>>>

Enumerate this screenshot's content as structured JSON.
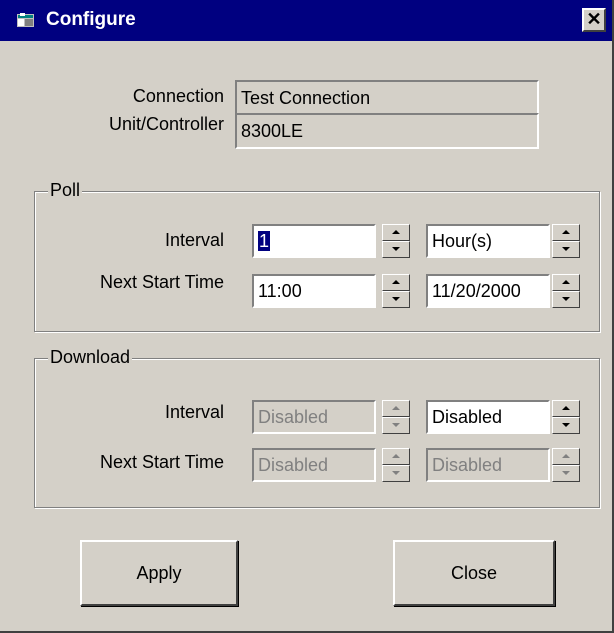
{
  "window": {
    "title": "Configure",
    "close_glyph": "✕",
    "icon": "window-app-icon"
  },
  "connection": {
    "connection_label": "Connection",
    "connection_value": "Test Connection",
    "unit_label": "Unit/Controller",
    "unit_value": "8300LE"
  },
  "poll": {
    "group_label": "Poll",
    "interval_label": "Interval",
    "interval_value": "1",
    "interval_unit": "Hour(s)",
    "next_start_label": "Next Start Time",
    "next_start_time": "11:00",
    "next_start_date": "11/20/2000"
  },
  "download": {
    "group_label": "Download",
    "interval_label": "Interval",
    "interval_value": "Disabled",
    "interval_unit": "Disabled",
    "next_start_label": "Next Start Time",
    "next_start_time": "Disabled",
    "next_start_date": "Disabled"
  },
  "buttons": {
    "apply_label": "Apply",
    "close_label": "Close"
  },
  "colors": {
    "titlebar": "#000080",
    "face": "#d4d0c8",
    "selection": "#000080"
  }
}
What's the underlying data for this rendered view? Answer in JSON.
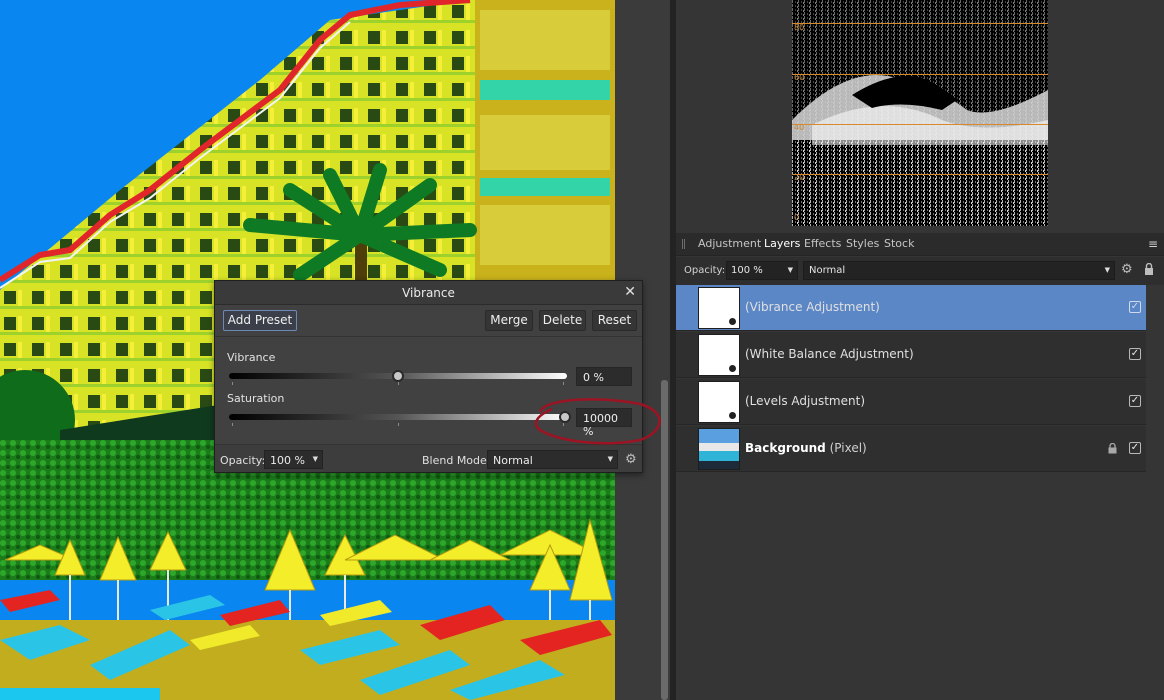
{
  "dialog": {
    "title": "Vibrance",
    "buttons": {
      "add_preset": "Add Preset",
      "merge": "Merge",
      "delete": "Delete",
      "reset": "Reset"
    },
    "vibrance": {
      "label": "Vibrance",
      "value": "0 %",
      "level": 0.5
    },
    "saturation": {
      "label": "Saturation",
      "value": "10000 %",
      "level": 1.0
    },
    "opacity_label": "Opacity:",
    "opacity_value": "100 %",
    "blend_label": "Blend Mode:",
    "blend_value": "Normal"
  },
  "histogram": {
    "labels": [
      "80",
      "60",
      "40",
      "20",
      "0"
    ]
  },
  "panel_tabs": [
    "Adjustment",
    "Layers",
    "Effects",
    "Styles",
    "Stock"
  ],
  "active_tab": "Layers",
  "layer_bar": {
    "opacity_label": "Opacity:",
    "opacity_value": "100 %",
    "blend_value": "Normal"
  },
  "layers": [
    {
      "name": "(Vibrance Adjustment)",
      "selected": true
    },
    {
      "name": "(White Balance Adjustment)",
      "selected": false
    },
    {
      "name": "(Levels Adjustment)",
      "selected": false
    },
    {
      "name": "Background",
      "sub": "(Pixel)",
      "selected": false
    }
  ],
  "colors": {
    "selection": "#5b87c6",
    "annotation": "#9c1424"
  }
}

<<<
>>>

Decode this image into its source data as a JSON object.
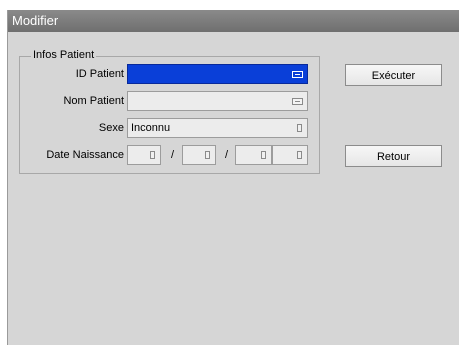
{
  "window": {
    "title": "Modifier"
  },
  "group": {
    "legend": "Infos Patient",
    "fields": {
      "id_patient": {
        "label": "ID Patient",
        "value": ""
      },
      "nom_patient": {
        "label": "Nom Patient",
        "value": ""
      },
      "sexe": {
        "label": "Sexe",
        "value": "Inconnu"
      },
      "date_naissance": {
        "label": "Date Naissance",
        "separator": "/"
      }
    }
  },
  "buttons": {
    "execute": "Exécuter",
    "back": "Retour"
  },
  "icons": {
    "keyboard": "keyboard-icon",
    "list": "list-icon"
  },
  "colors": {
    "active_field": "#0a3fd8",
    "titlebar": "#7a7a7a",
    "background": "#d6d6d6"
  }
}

<<<

* **To be done**
From the material above, gather all lines that include the string "data" and copy them.

* **The answer**
What's the underlying data for this rendered view? Answer in JSON.
Decode this image into its source data as a JSON object.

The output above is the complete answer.